Given problem.
Assemble all lines in which the string "ylabel" appears.

(Dataset entries on figures)

►

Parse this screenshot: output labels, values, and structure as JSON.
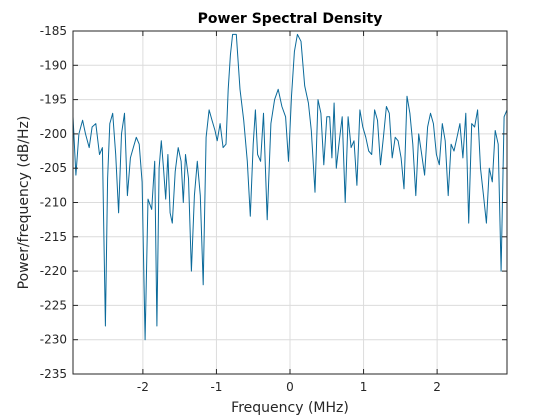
{
  "chart_data": {
    "type": "line",
    "title": "Power Spectral Density",
    "xlabel": "Frequency (MHz)",
    "ylabel": "Power/frequency (dB/Hz)",
    "xlim": [
      -2.95,
      2.95
    ],
    "ylim": [
      -235,
      -185
    ],
    "grid": true,
    "x_ticks": [
      -2,
      -1,
      0,
      1,
      2
    ],
    "y_ticks": [
      -235,
      -230,
      -225,
      -220,
      -215,
      -210,
      -205,
      -200,
      -195,
      -190,
      -185
    ],
    "colors": {
      "series": "#0b6a9a",
      "axes": "#262626",
      "grid": "#dcdcdc"
    },
    "series": [
      {
        "x": [
          -2.95,
          -2.91,
          -2.87,
          -2.82,
          -2.78,
          -2.73,
          -2.69,
          -2.64,
          -2.59,
          -2.55,
          -2.51,
          -2.48,
          -2.45,
          -2.41,
          -2.37,
          -2.33,
          -2.29,
          -2.25,
          -2.21,
          -2.17,
          -2.13,
          -2.09,
          -2.05,
          -2.01,
          -1.97,
          -1.93,
          -1.88,
          -1.84,
          -1.81,
          -1.78,
          -1.75,
          -1.72,
          -1.69,
          -1.66,
          -1.63,
          -1.6,
          -1.56,
          -1.52,
          -1.48,
          -1.45,
          -1.42,
          -1.38,
          -1.34,
          -1.3,
          -1.26,
          -1.22,
          -1.18,
          -1.14,
          -1.1,
          -1.06,
          -1.02,
          -0.99,
          -0.95,
          -0.91,
          -0.87,
          -0.84,
          -0.81,
          -0.78,
          -0.73,
          -0.68,
          -0.63,
          -0.58,
          -0.54,
          -0.5,
          -0.47,
          -0.44,
          -0.4,
          -0.36,
          -0.31,
          -0.26,
          -0.21,
          -0.16,
          -0.11,
          -0.06,
          -0.02,
          0.02,
          0.06,
          0.1,
          0.15,
          0.2,
          0.25,
          0.29,
          0.34,
          0.38,
          0.42,
          0.46,
          0.5,
          0.54,
          0.57,
          0.6,
          0.63,
          0.67,
          0.71,
          0.75,
          0.79,
          0.83,
          0.87,
          0.91,
          0.95,
          0.99,
          1.03,
          1.07,
          1.11,
          1.15,
          1.19,
          1.23,
          1.27,
          1.31,
          1.35,
          1.39,
          1.43,
          1.47,
          1.51,
          1.55,
          1.59,
          1.63,
          1.67,
          1.71,
          1.75,
          1.79,
          1.83,
          1.87,
          1.91,
          1.95,
          1.99,
          2.03,
          2.07,
          2.11,
          2.15,
          2.19,
          2.23,
          2.27,
          2.31,
          2.35,
          2.39,
          2.43,
          2.47,
          2.51,
          2.55,
          2.59,
          2.63,
          2.67,
          2.71,
          2.75,
          2.79,
          2.83,
          2.87,
          2.91,
          2.95
        ],
        "y": [
          -197.5,
          -206,
          -200,
          -198,
          -200,
          -202,
          -199,
          -198.5,
          -203,
          -202,
          -228,
          -206.5,
          -198.5,
          -197,
          -203,
          -211.5,
          -200,
          -197,
          -209,
          -203.5,
          -202,
          -200.5,
          -201.5,
          -207,
          -230,
          -209.5,
          -211,
          -204,
          -228,
          -205,
          -201,
          -205,
          -209.5,
          -203,
          -211.5,
          -213,
          -205.5,
          -202,
          -204,
          -210,
          -203,
          -206.5,
          -220,
          -209,
          -204,
          -209,
          -222,
          -200.5,
          -196.5,
          -198,
          -199.5,
          -201,
          -198.5,
          -202,
          -201.5,
          -193.5,
          -188.5,
          -185.5,
          -185.5,
          -193.5,
          -198,
          -204,
          -212,
          -201.5,
          -196.5,
          -203,
          -204,
          -197,
          -212.5,
          -198.5,
          -195,
          -193.5,
          -196,
          -197.5,
          -204,
          -194.5,
          -188,
          -185.5,
          -186.5,
          -193,
          -195.5,
          -199.5,
          -208.5,
          -195,
          -197,
          -204.5,
          -197.5,
          -197.5,
          -203.5,
          -195.5,
          -205,
          -201,
          -197.5,
          -210,
          -197.5,
          -202,
          -201,
          -207.5,
          -196.5,
          -199,
          -200.5,
          -202.5,
          -203,
          -196.5,
          -198,
          -204.5,
          -200.5,
          -196,
          -197,
          -203.5,
          -200.5,
          -201,
          -203.5,
          -208,
          -194.5,
          -197,
          -201.5,
          -209,
          -200,
          -203,
          -206,
          -199,
          -197,
          -198.5,
          -203,
          -204.5,
          -198.5,
          -201,
          -209,
          -201.5,
          -202.5,
          -200.5,
          -198.5,
          -203.5,
          -197,
          -213,
          -198.5,
          -199,
          -196.5,
          -205,
          -209,
          -213,
          -205,
          -207,
          -199.5,
          -201.5,
          -220,
          -197.5,
          -196.5
        ]
      }
    ]
  }
}
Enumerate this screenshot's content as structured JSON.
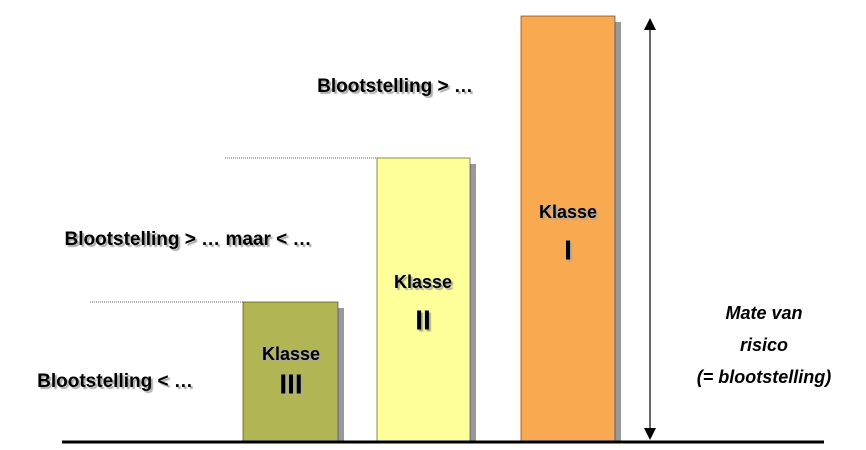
{
  "levels": [
    {
      "label": "Blootstelling < …",
      "class_word": "Klasse",
      "class_numeral": "III"
    },
    {
      "label": "Blootstelling > … maar < …",
      "class_word": "Klasse",
      "class_numeral": "II"
    },
    {
      "label": "Blootstelling > …",
      "class_word": "Klasse",
      "class_numeral": "I"
    }
  ],
  "axis_label": [
    "Mate van",
    "risico",
    "(= blootstelling)"
  ]
}
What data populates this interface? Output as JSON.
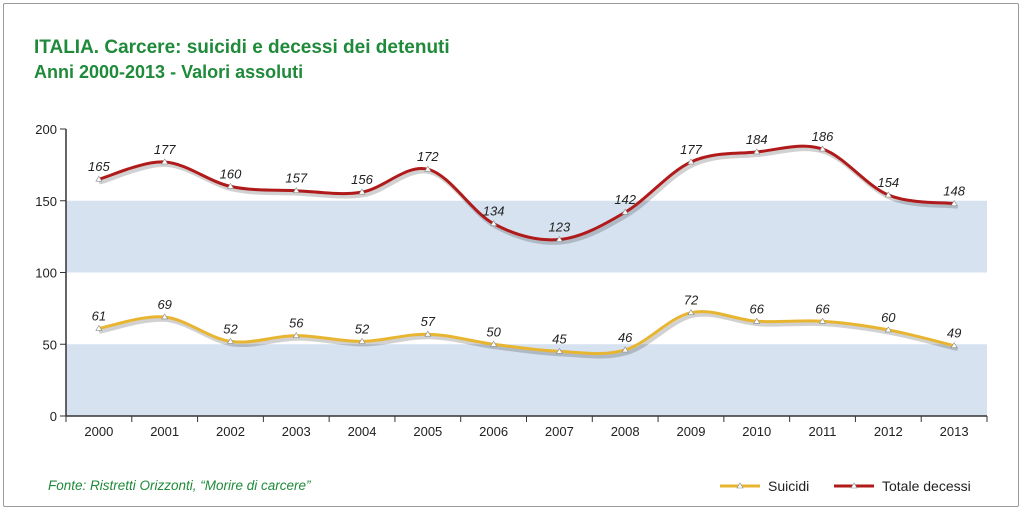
{
  "header": {
    "title": "ITALIA. Carcere: suicidi e decessi dei detenuti",
    "subtitle": "Anni 2000-2013 - Valori assoluti"
  },
  "footer": {
    "source": "Fonte: Ristretti Orizzonti, “Morire di carcere”"
  },
  "colors": {
    "title_green": "#1f8a3a",
    "band": "#d6e2ef",
    "totale": "#b01a1a",
    "suicidi": "#e8b531"
  },
  "chart_data": {
    "type": "line",
    "title": "ITALIA. Carcere: suicidi e decessi dei detenuti",
    "subtitle": "Anni 2000-2013 - Valori assoluti",
    "xlabel": "",
    "ylabel": "",
    "x": [
      "2000",
      "2001",
      "2002",
      "2003",
      "2004",
      "2005",
      "2006",
      "2007",
      "2008",
      "2009",
      "2010",
      "2011",
      "2012",
      "2013"
    ],
    "ylim": [
      0,
      200
    ],
    "yticks": [
      0,
      50,
      100,
      150,
      200
    ],
    "bands": [
      [
        0,
        50
      ],
      [
        100,
        150
      ]
    ],
    "series": [
      {
        "name": "Suicidi",
        "color": "#e8b531",
        "values": [
          61,
          69,
          52,
          56,
          52,
          57,
          50,
          45,
          46,
          72,
          66,
          66,
          60,
          49
        ]
      },
      {
        "name": "Totale decessi",
        "color": "#b01a1a",
        "values": [
          165,
          177,
          160,
          157,
          156,
          172,
          134,
          123,
          142,
          177,
          184,
          186,
          154,
          148
        ]
      }
    ],
    "legend": "bottom-right",
    "grid": false
  }
}
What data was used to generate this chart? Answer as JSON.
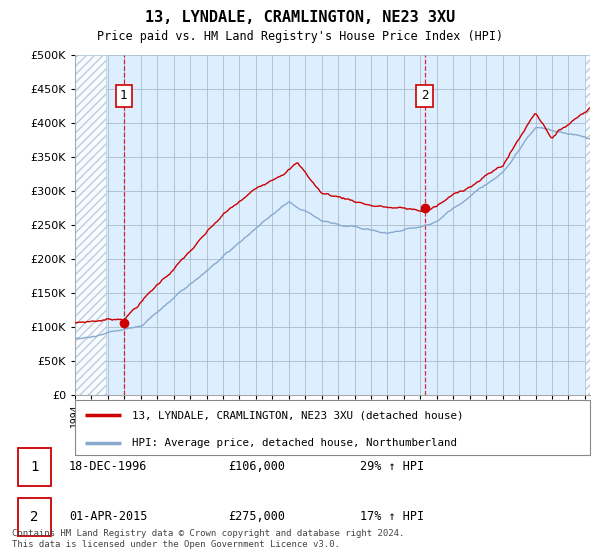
{
  "title": "13, LYNDALE, CRAMLINGTON, NE23 3XU",
  "subtitle": "Price paid vs. HM Land Registry's House Price Index (HPI)",
  "ylim": [
    0,
    500000
  ],
  "yticks": [
    0,
    50000,
    100000,
    150000,
    200000,
    250000,
    300000,
    350000,
    400000,
    450000,
    500000
  ],
  "xlim_start": 1994.0,
  "xlim_end": 2025.3,
  "sale1_date": 1996.96,
  "sale1_price": 106000,
  "sale2_date": 2015.25,
  "sale2_price": 275000,
  "line_color_property": "#cc0000",
  "line_color_hpi": "#88aacc",
  "chart_bg": "#ddeeff",
  "legend_property": "13, LYNDALE, CRAMLINGTON, NE23 3XU (detached house)",
  "legend_hpi": "HPI: Average price, detached house, Northumberland",
  "annotation1_date": "18-DEC-1996",
  "annotation1_price": "£106,000",
  "annotation1_hpi": "29% ↑ HPI",
  "annotation2_date": "01-APR-2015",
  "annotation2_price": "£275,000",
  "annotation2_hpi": "17% ↑ HPI",
  "footer": "Contains HM Land Registry data © Crown copyright and database right 2024.\nThis data is licensed under the Open Government Licence v3.0.",
  "hatch_color": "#b0c4d8",
  "grid_color": "#aabbcc",
  "dashed_line1_x": 1996.96,
  "dashed_line2_x": 2015.25,
  "hatch_left_end": 1995.9,
  "hatch_right_start": 2025.0
}
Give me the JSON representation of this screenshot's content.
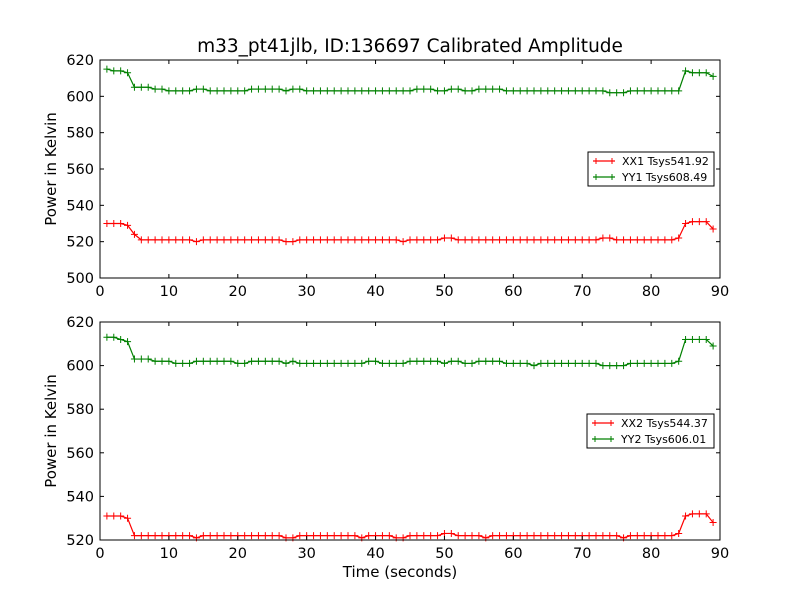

◄

Answer to the exercise.
    "ylabel": "Power/frequency (dB/Hz)",
    "ylabel": "",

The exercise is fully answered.